====== Data in this exercise
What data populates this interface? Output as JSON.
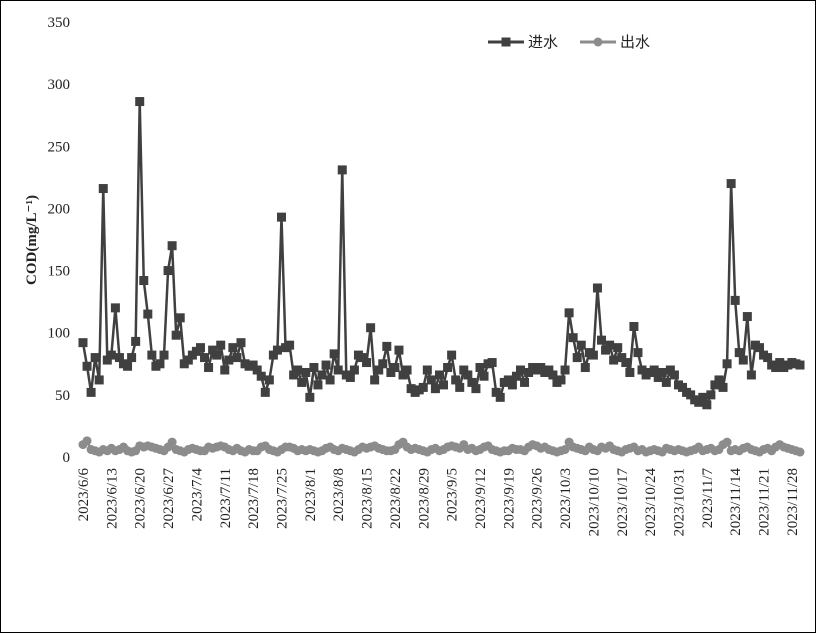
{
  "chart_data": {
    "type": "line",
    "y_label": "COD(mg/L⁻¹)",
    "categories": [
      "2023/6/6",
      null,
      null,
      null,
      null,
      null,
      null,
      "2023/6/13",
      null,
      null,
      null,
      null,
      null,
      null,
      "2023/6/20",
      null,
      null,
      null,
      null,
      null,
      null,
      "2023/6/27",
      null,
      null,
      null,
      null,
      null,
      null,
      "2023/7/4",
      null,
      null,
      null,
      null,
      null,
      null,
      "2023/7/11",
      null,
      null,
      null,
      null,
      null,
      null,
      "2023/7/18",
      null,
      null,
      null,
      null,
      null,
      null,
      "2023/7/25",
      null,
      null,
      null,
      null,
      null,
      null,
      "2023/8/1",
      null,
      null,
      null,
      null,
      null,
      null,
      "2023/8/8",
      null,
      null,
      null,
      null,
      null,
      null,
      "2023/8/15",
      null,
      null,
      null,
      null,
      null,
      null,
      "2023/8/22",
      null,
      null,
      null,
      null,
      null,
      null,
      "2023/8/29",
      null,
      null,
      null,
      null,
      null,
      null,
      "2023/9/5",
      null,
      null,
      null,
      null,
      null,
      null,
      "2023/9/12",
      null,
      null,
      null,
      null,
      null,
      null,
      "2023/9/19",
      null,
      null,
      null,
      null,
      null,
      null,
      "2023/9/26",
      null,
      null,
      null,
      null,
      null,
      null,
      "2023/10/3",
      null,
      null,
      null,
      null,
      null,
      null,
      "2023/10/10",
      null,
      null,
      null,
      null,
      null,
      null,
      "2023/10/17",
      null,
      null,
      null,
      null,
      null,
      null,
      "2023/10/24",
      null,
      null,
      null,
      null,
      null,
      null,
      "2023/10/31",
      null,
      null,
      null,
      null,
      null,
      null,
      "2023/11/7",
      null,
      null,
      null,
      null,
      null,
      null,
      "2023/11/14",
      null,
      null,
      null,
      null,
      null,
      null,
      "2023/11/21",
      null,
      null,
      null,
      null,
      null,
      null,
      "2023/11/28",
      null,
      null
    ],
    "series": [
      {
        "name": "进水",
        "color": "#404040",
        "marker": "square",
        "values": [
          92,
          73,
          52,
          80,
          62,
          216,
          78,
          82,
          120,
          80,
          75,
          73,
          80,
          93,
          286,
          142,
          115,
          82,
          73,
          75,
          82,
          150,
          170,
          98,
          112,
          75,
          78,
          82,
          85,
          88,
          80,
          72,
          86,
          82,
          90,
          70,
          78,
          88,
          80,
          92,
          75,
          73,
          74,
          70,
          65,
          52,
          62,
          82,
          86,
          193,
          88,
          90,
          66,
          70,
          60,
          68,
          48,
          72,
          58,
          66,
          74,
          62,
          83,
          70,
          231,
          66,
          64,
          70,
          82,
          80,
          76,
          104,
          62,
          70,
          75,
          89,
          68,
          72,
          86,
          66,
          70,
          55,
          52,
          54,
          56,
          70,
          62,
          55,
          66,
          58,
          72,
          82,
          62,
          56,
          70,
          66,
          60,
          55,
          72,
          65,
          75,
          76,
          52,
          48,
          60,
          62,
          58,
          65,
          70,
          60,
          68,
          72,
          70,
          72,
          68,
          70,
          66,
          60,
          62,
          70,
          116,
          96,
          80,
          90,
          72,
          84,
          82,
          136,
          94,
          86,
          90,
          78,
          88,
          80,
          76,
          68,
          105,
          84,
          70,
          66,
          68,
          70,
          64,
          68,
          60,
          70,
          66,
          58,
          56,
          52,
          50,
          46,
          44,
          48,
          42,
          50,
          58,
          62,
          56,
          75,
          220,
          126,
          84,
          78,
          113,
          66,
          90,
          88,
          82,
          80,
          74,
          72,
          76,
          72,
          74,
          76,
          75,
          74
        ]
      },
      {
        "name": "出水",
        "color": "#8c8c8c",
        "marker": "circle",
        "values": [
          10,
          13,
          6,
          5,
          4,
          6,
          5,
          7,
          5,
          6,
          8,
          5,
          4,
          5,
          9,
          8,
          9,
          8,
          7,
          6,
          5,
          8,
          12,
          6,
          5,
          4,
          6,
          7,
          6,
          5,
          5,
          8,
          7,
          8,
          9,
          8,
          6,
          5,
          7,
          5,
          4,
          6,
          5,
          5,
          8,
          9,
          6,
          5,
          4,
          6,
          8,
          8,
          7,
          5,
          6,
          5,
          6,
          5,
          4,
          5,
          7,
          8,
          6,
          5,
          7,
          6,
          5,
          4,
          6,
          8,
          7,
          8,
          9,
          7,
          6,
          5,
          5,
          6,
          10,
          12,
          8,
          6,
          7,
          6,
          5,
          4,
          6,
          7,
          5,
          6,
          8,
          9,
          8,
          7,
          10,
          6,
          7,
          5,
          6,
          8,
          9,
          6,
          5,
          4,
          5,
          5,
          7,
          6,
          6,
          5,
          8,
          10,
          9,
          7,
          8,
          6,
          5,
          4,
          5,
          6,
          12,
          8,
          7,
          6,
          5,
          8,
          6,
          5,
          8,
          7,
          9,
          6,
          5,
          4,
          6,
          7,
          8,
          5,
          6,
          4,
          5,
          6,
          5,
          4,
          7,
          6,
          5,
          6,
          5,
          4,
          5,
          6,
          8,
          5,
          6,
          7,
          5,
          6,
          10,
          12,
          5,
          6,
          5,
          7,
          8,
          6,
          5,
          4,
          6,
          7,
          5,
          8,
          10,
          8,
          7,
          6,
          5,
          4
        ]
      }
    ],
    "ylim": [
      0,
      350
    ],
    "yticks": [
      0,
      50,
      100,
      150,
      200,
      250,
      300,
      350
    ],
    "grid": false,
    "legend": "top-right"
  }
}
============
### What to work on:
Copy the entries exactly. Leave out the images.

### Answer to the task:
What data populates this interface? Output as JSON.
{
  "chart_data": {
    "type": "line",
    "y_label": "COD(mg/L⁻¹)",
    "categories": [
      "2023/6/6",
      null,
      null,
      null,
      null,
      null,
      null,
      "2023/6/13",
      null,
      null,
      null,
      null,
      null,
      null,
      "2023/6/20",
      null,
      null,
      null,
      null,
      null,
      null,
      "2023/6/27",
      null,
      null,
      null,
      null,
      null,
      null,
      "2023/7/4",
      null,
      null,
      null,
      null,
      null,
      null,
      "2023/7/11",
      null,
      null,
      null,
      null,
      null,
      null,
      "2023/7/18",
      null,
      null,
      null,
      null,
      null,
      null,
      "2023/7/25",
      null,
      null,
      null,
      null,
      null,
      null,
      "2023/8/1",
      null,
      null,
      null,
      null,
      null,
      null,
      "2023/8/8",
      null,
      null,
      null,
      null,
      null,
      null,
      "2023/8/15",
      null,
      null,
      null,
      null,
      null,
      null,
      "2023/8/22",
      null,
      null,
      null,
      null,
      null,
      null,
      "2023/8/29",
      null,
      null,
      null,
      null,
      null,
      null,
      "2023/9/5",
      null,
      null,
      null,
      null,
      null,
      null,
      "2023/9/12",
      null,
      null,
      null,
      null,
      null,
      null,
      "2023/9/19",
      null,
      null,
      null,
      null,
      null,
      null,
      "2023/9/26",
      null,
      null,
      null,
      null,
      null,
      null,
      "2023/10/3",
      null,
      null,
      null,
      null,
      null,
      null,
      "2023/10/10",
      null,
      null,
      null,
      null,
      null,
      null,
      "2023/10/17",
      null,
      null,
      null,
      null,
      null,
      null,
      "2023/10/24",
      null,
      null,
      null,
      null,
      null,
      null,
      "2023/10/31",
      null,
      null,
      null,
      null,
      null,
      null,
      "2023/11/7",
      null,
      null,
      null,
      null,
      null,
      null,
      "2023/11/14",
      null,
      null,
      null,
      null,
      null,
      null,
      "2023/11/21",
      null,
      null,
      null,
      null,
      null,
      null,
      "2023/11/28",
      null,
      null
    ],
    "series": [
      {
        "name": "进水",
        "color": "#404040",
        "marker": "square",
        "values": [
          92,
          73,
          52,
          80,
          62,
          216,
          78,
          82,
          120,
          80,
          75,
          73,
          80,
          93,
          286,
          142,
          115,
          82,
          73,
          75,
          82,
          150,
          170,
          98,
          112,
          75,
          78,
          82,
          85,
          88,
          80,
          72,
          86,
          82,
          90,
          70,
          78,
          88,
          80,
          92,
          75,
          73,
          74,
          70,
          65,
          52,
          62,
          82,
          86,
          193,
          88,
          90,
          66,
          70,
          60,
          68,
          48,
          72,
          58,
          66,
          74,
          62,
          83,
          70,
          231,
          66,
          64,
          70,
          82,
          80,
          76,
          104,
          62,
          70,
          75,
          89,
          68,
          72,
          86,
          66,
          70,
          55,
          52,
          54,
          56,
          70,
          62,
          55,
          66,
          58,
          72,
          82,
          62,
          56,
          70,
          66,
          60,
          55,
          72,
          65,
          75,
          76,
          52,
          48,
          60,
          62,
          58,
          65,
          70,
          60,
          68,
          72,
          70,
          72,
          68,
          70,
          66,
          60,
          62,
          70,
          116,
          96,
          80,
          90,
          72,
          84,
          82,
          136,
          94,
          86,
          90,
          78,
          88,
          80,
          76,
          68,
          105,
          84,
          70,
          66,
          68,
          70,
          64,
          68,
          60,
          70,
          66,
          58,
          56,
          52,
          50,
          46,
          44,
          48,
          42,
          50,
          58,
          62,
          56,
          75,
          220,
          126,
          84,
          78,
          113,
          66,
          90,
          88,
          82,
          80,
          74,
          72,
          76,
          72,
          74,
          76,
          75,
          74
        ]
      },
      {
        "name": "出水",
        "color": "#8c8c8c",
        "marker": "circle",
        "values": [
          10,
          13,
          6,
          5,
          4,
          6,
          5,
          7,
          5,
          6,
          8,
          5,
          4,
          5,
          9,
          8,
          9,
          8,
          7,
          6,
          5,
          8,
          12,
          6,
          5,
          4,
          6,
          7,
          6,
          5,
          5,
          8,
          7,
          8,
          9,
          8,
          6,
          5,
          7,
          5,
          4,
          6,
          5,
          5,
          8,
          9,
          6,
          5,
          4,
          6,
          8,
          8,
          7,
          5,
          6,
          5,
          6,
          5,
          4,
          5,
          7,
          8,
          6,
          5,
          7,
          6,
          5,
          4,
          6,
          8,
          7,
          8,
          9,
          7,
          6,
          5,
          5,
          6,
          10,
          12,
          8,
          6,
          7,
          6,
          5,
          4,
          6,
          7,
          5,
          6,
          8,
          9,
          8,
          7,
          10,
          6,
          7,
          5,
          6,
          8,
          9,
          6,
          5,
          4,
          5,
          5,
          7,
          6,
          6,
          5,
          8,
          10,
          9,
          7,
          8,
          6,
          5,
          4,
          5,
          6,
          12,
          8,
          7,
          6,
          5,
          8,
          6,
          5,
          8,
          7,
          9,
          6,
          5,
          4,
          6,
          7,
          8,
          5,
          6,
          4,
          5,
          6,
          5,
          4,
          7,
          6,
          5,
          6,
          5,
          4,
          5,
          6,
          8,
          5,
          6,
          7,
          5,
          6,
          10,
          12,
          5,
          6,
          5,
          7,
          8,
          6,
          5,
          4,
          6,
          7,
          5,
          8,
          10,
          8,
          7,
          6,
          5,
          4
        ]
      }
    ],
    "ylim": [
      0,
      350
    ],
    "yticks": [
      0,
      50,
      100,
      150,
      200,
      250,
      300,
      350
    ],
    "grid": false,
    "legend": "top-right"
  }
}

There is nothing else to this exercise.